┌──

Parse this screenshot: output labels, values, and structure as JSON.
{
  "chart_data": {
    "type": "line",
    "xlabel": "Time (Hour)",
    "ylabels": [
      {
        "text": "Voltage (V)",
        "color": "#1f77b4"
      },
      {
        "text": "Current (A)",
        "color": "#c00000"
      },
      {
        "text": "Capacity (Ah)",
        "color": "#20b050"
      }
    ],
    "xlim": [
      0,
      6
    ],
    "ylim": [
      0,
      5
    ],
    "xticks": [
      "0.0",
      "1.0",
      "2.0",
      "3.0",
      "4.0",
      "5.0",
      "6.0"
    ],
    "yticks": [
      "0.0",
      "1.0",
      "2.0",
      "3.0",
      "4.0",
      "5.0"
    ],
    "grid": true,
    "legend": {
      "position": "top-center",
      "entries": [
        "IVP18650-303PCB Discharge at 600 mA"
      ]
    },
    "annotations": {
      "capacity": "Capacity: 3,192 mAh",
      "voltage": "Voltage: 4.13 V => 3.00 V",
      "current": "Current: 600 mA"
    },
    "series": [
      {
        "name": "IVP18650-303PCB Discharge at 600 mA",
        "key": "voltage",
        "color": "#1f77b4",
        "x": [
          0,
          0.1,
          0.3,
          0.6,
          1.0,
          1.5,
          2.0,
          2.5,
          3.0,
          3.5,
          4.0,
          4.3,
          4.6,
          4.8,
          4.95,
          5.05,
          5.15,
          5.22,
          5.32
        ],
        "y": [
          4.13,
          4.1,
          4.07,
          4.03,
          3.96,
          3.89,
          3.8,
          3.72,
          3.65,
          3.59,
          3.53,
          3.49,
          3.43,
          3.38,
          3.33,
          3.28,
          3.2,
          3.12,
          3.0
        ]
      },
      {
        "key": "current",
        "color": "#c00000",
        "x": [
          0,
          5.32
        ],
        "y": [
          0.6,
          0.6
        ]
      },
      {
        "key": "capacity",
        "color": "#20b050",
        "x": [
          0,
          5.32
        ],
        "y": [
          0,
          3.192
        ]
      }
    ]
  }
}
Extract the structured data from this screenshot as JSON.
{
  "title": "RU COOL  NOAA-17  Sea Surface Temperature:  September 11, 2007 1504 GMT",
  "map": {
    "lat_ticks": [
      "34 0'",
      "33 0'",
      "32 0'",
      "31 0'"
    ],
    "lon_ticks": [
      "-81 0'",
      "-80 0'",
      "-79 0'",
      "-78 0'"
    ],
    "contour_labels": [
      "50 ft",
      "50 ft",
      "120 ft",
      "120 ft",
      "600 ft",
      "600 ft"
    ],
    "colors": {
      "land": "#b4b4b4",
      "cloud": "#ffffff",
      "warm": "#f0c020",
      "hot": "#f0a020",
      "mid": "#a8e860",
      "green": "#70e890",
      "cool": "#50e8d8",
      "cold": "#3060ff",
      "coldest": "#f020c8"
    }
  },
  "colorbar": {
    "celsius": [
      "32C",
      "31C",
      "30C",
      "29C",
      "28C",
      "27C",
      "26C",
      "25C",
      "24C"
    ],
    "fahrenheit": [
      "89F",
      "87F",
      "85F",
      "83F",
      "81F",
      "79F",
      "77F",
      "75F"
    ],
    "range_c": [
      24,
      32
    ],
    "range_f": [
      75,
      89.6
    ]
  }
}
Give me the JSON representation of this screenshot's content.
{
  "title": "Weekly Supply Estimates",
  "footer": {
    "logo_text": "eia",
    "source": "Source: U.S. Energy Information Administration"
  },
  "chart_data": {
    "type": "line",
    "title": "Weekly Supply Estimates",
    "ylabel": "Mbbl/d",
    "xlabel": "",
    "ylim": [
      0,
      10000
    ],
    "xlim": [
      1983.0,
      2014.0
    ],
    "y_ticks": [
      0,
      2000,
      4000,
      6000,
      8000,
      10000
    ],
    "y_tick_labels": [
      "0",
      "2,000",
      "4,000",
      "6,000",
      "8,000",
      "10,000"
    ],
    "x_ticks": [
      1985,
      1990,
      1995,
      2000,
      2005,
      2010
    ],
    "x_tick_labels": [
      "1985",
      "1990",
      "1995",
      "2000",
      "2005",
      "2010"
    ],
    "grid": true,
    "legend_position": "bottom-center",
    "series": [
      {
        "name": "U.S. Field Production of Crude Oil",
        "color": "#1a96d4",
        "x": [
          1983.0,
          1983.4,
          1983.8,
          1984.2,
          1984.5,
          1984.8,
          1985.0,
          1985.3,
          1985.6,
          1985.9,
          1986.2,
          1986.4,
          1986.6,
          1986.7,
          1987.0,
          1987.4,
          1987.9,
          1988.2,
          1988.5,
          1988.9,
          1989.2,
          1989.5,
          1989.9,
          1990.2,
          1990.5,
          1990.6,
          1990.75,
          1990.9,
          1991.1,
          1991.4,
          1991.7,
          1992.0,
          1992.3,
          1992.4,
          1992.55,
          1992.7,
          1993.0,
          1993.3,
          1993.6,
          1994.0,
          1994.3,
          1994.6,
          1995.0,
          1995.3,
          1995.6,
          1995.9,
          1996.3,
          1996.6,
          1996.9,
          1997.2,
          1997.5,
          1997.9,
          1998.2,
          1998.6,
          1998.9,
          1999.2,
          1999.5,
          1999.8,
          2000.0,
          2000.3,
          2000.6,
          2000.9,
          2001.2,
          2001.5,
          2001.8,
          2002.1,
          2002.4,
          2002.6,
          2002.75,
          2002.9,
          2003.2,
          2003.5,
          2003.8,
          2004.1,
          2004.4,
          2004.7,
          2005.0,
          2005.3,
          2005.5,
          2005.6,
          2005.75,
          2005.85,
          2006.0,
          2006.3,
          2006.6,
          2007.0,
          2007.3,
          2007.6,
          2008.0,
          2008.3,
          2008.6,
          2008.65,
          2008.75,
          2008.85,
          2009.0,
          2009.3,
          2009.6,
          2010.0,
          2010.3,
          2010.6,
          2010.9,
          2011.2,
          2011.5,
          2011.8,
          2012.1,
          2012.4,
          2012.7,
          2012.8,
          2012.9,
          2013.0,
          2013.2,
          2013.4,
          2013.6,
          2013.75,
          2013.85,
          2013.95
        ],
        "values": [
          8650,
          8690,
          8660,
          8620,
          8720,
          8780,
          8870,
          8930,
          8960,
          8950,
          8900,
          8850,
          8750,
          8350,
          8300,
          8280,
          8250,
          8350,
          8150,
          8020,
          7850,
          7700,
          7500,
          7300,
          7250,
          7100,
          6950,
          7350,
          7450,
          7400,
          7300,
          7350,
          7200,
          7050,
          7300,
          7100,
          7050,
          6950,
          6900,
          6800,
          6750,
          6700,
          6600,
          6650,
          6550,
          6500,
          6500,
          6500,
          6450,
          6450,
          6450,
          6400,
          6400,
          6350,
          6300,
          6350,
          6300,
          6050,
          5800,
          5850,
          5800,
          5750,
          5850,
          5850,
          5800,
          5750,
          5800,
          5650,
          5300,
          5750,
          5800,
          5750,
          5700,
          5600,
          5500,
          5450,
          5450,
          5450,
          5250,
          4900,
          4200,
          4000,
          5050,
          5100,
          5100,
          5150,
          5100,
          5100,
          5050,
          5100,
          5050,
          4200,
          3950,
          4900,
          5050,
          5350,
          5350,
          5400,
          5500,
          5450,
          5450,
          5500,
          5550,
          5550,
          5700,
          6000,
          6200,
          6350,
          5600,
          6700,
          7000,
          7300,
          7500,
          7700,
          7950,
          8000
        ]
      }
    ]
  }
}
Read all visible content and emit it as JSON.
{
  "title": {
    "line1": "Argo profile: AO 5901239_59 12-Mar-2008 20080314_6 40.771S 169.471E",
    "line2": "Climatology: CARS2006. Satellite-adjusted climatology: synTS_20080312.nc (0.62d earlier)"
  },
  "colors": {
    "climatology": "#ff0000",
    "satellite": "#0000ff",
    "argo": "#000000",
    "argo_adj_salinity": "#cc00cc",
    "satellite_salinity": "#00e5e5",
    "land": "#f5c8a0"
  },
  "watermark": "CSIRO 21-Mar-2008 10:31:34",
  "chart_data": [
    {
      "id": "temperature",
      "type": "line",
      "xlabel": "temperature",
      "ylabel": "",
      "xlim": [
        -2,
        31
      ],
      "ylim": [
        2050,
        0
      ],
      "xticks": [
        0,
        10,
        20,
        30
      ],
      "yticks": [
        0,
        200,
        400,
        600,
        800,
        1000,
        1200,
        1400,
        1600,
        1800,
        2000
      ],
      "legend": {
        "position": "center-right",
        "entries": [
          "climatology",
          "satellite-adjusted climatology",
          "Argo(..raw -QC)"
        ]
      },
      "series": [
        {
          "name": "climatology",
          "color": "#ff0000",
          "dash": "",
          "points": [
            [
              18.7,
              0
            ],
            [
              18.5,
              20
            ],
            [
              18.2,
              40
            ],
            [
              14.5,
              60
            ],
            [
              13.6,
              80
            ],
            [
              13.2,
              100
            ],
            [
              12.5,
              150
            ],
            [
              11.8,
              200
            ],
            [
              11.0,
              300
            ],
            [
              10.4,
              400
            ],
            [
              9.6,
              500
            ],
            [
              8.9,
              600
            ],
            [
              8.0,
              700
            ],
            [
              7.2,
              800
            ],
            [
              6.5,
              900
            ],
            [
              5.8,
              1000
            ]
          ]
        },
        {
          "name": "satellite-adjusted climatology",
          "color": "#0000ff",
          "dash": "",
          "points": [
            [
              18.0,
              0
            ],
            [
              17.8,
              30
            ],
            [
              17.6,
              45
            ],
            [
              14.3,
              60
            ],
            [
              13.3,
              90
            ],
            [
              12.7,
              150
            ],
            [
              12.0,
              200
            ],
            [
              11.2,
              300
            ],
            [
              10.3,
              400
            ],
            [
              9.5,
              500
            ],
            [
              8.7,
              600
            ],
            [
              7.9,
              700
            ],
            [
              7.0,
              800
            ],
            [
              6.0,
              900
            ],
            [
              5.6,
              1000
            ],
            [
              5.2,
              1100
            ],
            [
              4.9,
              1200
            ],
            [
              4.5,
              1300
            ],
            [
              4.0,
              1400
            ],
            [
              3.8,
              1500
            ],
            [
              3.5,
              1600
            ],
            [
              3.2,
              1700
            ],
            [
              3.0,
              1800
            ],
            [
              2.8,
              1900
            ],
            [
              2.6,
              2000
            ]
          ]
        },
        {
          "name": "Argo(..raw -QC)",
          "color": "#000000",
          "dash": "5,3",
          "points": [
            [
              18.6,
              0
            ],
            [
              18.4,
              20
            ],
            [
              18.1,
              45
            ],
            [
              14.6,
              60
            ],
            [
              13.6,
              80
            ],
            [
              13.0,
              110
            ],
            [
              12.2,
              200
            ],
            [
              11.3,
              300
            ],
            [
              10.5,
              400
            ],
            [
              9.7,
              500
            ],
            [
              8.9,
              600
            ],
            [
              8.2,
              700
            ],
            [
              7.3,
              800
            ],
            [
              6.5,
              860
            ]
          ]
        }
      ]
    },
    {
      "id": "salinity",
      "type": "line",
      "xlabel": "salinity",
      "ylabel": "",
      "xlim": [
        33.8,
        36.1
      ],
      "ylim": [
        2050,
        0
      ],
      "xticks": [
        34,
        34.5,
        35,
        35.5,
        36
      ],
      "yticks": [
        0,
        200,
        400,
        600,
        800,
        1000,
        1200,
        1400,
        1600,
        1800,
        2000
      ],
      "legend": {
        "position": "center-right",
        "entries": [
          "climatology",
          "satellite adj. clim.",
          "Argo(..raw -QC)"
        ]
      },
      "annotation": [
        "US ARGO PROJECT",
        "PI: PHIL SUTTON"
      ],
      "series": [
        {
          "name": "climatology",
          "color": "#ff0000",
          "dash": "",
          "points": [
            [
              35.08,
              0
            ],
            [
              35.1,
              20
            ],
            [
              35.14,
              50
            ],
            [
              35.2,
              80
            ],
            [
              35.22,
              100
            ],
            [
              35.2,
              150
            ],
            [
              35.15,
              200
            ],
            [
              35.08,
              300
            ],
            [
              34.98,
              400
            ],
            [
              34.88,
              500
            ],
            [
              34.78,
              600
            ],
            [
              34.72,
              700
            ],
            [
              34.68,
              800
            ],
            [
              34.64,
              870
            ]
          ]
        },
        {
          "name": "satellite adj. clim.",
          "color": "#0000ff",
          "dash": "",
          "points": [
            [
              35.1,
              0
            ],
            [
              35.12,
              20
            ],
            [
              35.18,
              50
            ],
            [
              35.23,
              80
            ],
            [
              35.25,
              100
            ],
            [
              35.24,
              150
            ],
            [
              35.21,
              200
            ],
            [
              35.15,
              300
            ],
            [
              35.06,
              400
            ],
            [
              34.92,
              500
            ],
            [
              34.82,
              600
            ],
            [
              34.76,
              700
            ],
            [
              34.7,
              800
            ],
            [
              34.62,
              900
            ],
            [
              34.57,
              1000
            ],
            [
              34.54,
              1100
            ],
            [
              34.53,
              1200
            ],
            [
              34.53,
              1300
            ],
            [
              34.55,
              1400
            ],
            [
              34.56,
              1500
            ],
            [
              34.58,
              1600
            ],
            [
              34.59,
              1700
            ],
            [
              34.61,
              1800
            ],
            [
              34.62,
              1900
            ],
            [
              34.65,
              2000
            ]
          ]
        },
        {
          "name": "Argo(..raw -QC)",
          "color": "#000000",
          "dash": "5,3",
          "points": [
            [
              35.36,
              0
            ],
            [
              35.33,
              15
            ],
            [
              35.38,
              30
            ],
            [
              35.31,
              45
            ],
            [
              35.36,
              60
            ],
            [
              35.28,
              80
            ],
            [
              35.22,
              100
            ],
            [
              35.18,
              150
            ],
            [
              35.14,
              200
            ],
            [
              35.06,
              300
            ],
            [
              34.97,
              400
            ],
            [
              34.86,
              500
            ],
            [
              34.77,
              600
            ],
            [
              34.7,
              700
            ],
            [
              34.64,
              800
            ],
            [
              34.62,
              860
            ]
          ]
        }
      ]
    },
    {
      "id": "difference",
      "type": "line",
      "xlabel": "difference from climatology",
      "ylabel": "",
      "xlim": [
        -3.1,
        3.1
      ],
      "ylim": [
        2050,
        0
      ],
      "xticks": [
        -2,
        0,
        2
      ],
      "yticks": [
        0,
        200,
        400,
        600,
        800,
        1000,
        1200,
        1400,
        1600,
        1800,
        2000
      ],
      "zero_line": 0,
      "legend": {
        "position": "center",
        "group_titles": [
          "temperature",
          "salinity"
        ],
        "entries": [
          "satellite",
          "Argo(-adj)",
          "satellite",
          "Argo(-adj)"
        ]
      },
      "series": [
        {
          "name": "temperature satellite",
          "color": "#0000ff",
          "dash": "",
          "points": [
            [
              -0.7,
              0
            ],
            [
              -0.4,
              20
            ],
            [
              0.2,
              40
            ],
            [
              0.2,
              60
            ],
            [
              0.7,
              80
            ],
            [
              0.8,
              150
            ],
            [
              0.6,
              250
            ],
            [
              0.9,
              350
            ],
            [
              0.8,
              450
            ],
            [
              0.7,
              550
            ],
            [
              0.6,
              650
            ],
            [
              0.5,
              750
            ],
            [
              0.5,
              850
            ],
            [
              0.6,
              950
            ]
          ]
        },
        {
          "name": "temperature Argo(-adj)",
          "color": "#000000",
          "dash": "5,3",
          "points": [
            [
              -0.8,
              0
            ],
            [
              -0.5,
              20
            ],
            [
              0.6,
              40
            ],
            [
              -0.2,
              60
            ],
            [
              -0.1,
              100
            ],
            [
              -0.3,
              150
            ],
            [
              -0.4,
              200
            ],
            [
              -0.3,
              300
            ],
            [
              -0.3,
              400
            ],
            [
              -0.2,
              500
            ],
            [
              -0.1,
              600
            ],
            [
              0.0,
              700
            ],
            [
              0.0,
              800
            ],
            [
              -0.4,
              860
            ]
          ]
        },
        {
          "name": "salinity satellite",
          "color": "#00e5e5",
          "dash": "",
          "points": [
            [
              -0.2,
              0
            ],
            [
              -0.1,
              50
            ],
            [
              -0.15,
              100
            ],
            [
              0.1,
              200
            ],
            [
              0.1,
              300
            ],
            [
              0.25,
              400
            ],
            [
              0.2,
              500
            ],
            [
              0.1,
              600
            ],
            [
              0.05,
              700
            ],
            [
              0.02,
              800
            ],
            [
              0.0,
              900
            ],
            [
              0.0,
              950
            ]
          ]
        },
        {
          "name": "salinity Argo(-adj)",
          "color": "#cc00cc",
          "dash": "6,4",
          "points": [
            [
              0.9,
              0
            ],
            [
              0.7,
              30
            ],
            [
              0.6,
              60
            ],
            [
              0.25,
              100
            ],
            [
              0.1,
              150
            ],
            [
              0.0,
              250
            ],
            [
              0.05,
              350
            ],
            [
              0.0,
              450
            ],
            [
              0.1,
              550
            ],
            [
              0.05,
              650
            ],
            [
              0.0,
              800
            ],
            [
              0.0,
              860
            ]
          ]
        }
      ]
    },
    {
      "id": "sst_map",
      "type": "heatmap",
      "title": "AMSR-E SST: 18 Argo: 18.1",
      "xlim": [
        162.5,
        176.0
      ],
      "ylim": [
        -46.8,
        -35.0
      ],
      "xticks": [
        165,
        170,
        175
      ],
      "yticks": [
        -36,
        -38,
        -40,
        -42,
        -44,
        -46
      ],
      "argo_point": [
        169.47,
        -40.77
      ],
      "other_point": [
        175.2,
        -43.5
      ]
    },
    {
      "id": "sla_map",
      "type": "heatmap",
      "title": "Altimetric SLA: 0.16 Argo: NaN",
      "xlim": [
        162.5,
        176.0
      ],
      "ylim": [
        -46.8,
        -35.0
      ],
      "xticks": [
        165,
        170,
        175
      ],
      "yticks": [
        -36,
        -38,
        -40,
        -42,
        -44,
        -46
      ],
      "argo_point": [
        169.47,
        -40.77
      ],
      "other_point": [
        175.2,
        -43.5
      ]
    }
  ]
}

└──

• WHAT YOU WILL DO
Check the data for the word "center" and pull out the lines that have it.

• EXERCISE RESPONSE
      "position": "top-center",
    "legend_position": "bottom-center",
        "position": "center-right",
        "position": "center-right",
        "position": "center",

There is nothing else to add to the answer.